**What you should do**.
Take every line that has the string "women" and copy it out.
++++
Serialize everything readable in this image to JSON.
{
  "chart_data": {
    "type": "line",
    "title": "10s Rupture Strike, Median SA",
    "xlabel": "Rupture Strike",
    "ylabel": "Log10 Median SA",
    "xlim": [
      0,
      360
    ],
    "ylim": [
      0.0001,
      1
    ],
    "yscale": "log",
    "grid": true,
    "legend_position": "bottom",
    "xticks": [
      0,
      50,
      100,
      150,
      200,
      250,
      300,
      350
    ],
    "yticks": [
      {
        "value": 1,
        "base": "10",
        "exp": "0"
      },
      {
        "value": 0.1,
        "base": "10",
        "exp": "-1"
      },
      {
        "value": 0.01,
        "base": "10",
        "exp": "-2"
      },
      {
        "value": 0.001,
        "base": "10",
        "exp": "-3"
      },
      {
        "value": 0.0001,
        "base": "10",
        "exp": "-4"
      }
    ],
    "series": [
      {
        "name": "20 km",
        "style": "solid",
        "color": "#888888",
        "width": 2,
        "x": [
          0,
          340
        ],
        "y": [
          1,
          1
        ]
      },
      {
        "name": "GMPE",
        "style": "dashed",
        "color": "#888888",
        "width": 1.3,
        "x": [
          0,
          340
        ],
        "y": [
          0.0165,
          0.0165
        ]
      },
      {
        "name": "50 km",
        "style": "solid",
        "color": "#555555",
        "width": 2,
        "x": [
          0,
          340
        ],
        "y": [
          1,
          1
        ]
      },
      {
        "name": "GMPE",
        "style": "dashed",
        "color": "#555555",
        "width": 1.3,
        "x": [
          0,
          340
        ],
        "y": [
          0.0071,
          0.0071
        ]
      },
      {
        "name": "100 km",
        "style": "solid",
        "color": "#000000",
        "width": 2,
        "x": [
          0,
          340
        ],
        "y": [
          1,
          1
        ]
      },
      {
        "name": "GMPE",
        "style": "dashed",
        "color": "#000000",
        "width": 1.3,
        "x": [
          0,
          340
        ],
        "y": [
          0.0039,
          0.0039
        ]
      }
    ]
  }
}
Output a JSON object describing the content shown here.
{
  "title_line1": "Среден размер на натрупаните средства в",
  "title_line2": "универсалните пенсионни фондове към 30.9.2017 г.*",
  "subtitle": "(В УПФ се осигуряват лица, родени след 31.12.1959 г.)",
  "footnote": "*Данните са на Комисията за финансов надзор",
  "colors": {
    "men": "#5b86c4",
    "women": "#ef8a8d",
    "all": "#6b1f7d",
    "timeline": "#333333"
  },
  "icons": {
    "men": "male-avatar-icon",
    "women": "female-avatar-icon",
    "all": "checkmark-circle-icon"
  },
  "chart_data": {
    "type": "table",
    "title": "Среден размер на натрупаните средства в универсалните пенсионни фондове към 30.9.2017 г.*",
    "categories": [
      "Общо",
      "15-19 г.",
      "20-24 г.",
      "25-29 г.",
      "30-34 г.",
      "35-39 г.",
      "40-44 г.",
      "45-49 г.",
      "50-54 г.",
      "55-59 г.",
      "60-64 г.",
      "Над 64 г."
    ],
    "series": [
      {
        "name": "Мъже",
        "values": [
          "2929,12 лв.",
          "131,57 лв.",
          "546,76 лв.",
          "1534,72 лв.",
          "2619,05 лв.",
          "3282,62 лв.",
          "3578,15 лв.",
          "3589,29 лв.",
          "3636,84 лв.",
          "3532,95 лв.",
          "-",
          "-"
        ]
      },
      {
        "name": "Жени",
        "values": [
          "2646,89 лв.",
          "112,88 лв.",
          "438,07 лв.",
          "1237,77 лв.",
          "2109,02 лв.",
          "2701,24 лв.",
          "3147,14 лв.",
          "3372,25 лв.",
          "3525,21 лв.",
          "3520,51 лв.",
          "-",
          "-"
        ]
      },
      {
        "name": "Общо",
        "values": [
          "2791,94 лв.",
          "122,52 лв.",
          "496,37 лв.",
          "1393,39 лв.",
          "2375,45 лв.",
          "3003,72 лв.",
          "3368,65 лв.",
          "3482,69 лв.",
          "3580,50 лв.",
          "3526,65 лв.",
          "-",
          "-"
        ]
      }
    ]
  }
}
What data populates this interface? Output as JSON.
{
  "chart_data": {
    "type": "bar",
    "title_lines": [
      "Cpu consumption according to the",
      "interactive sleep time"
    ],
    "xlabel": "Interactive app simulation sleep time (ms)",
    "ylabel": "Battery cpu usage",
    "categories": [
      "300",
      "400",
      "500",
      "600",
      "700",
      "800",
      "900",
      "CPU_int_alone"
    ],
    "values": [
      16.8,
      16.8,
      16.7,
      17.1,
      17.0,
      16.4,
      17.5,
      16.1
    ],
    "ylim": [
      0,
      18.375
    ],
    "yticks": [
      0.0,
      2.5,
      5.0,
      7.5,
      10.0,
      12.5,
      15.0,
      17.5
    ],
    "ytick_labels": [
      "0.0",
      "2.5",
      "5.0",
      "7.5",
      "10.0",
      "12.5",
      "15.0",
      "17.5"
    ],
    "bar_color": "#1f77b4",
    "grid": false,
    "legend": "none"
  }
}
++++
**Response to this exercise**.
    "women": "#ef8a8d",
    "women": "female-avatar-icon",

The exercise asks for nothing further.